TASK TO CARRY OUT
Reproduce all the entries exactly and keep the pictures out.
========
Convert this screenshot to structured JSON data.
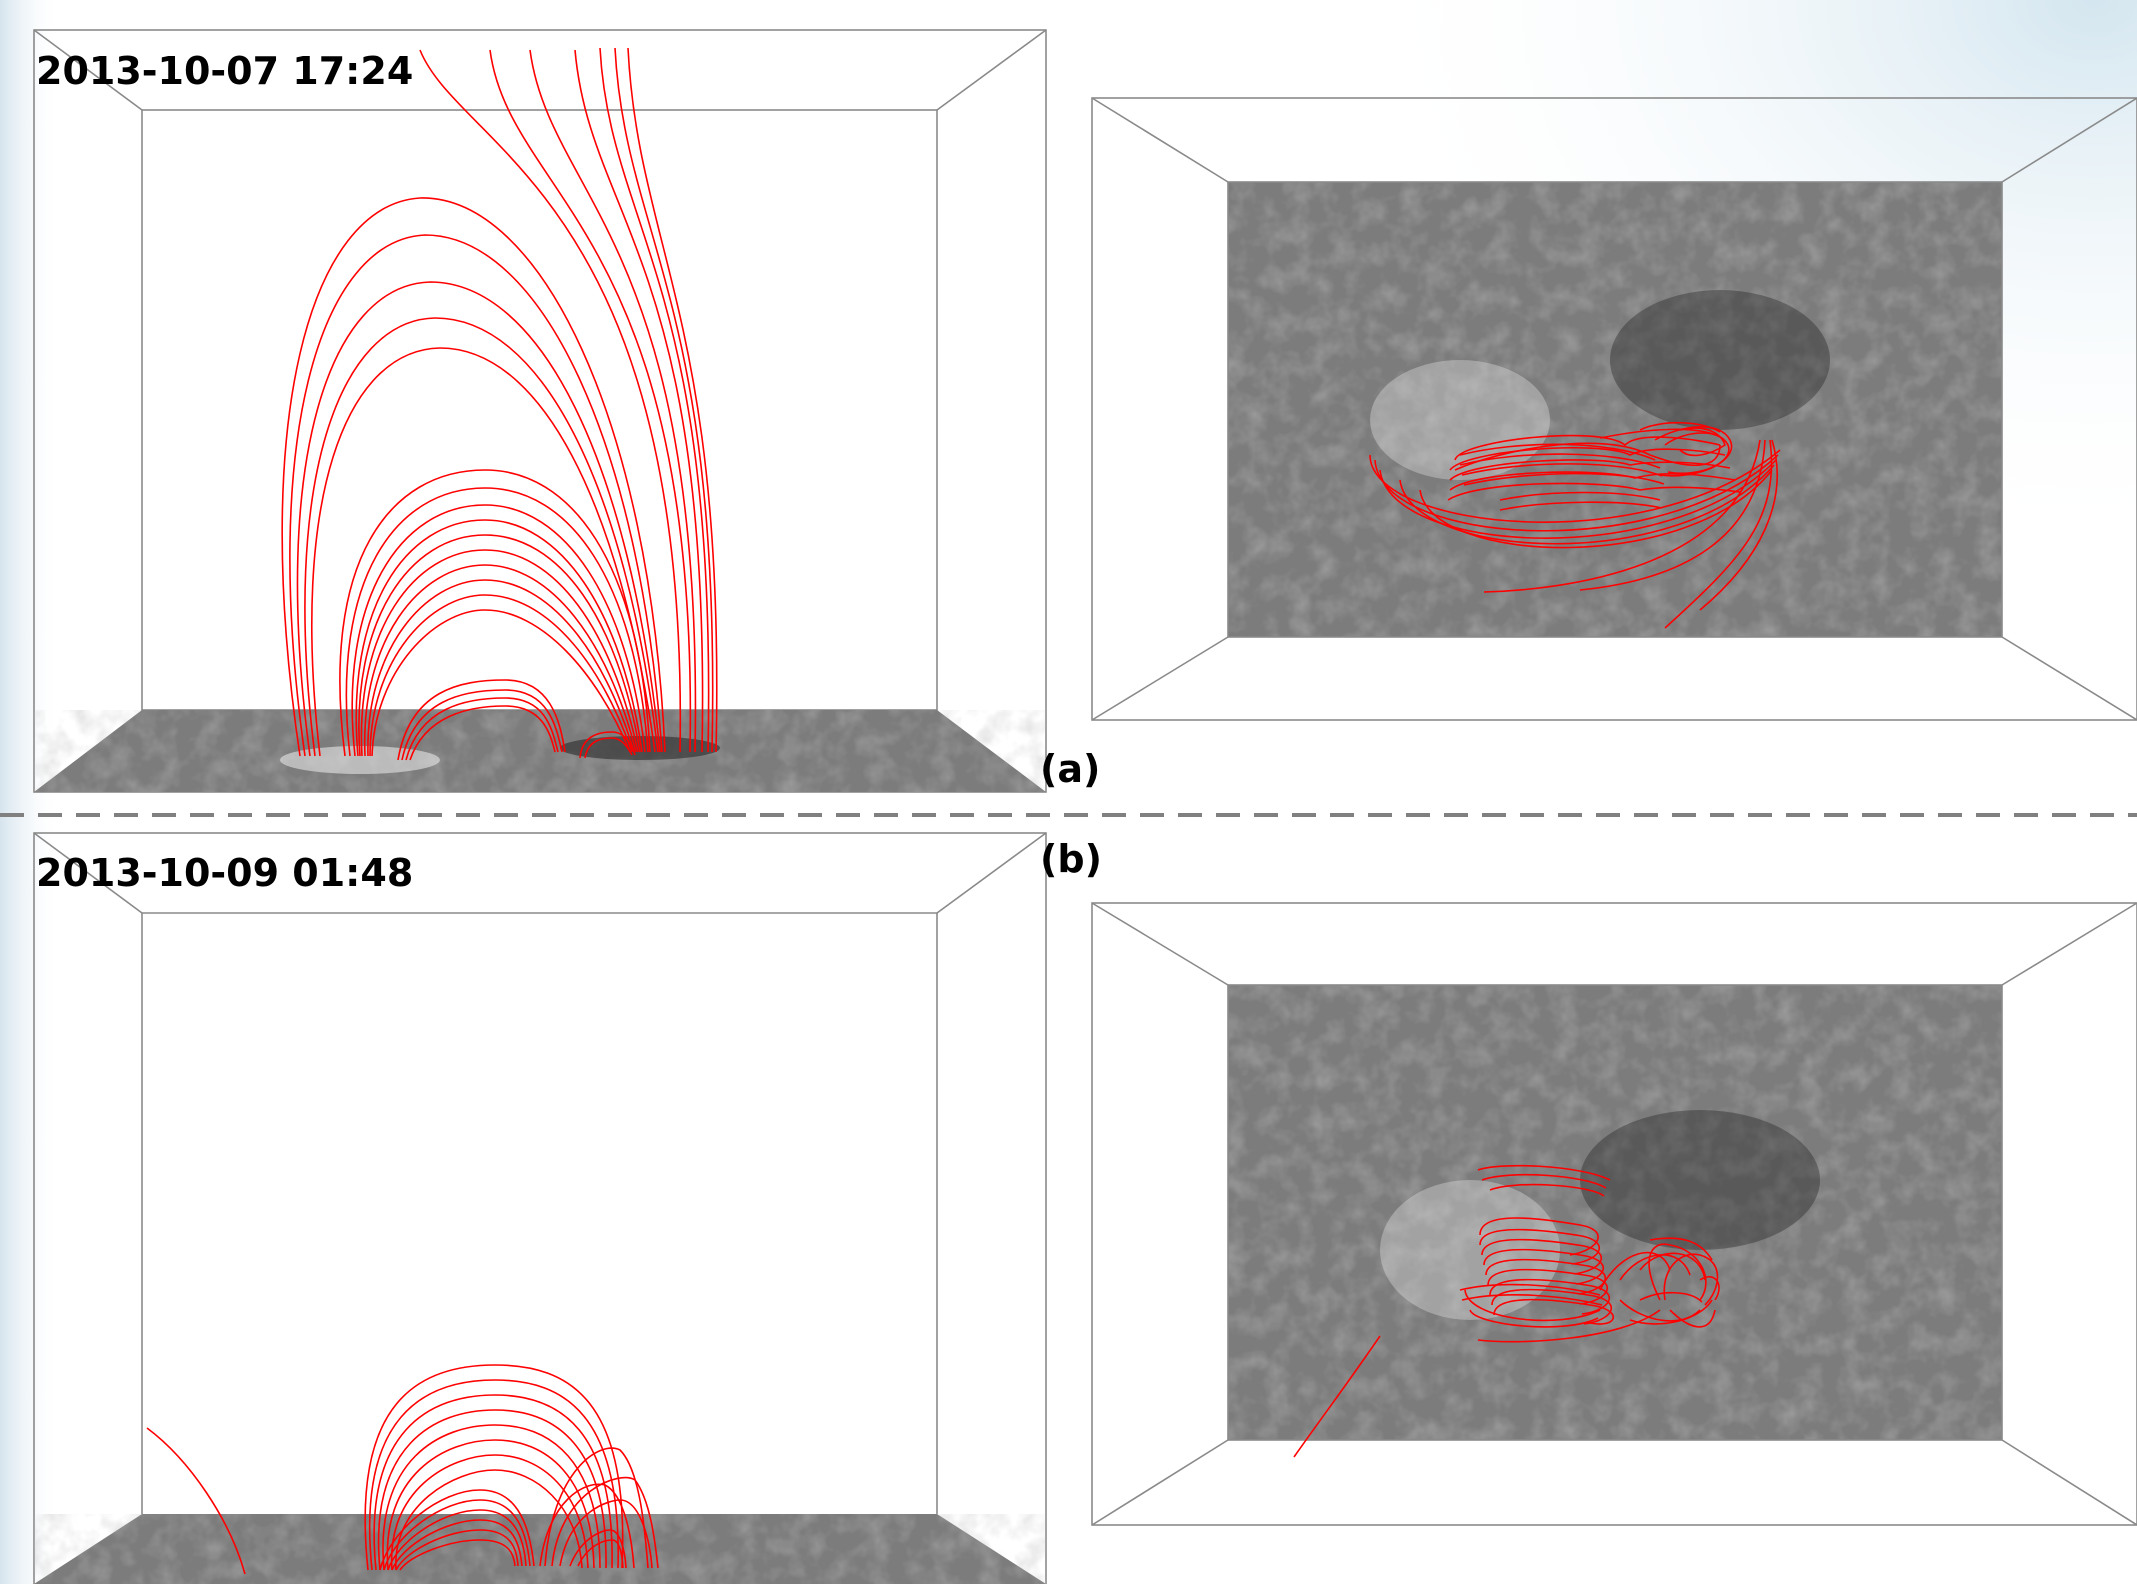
{
  "figure": {
    "divider_color": "#808080",
    "loop_color": "#ff0000",
    "panels": [
      {
        "id": "a",
        "label": "(a)",
        "timestamp": "2013-10-07 17:24"
      },
      {
        "id": "b",
        "label": "(b)",
        "timestamp": "2013-10-09 01:48"
      }
    ]
  }
}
========
RESULT FOR THIS EXERCISE
Convert this screenshot to structured JSON data.
{
  "figure": {
    "divider_color": "#808080",
    "loop_color": "#ff0000",
    "panels": [
      {
        "id": "a",
        "label": "(a)",
        "timestamp": "2013-10-07 17:24"
      },
      {
        "id": "b",
        "label": "(b)",
        "timestamp": "2013-10-09 01:48"
      }
    ]
  }
}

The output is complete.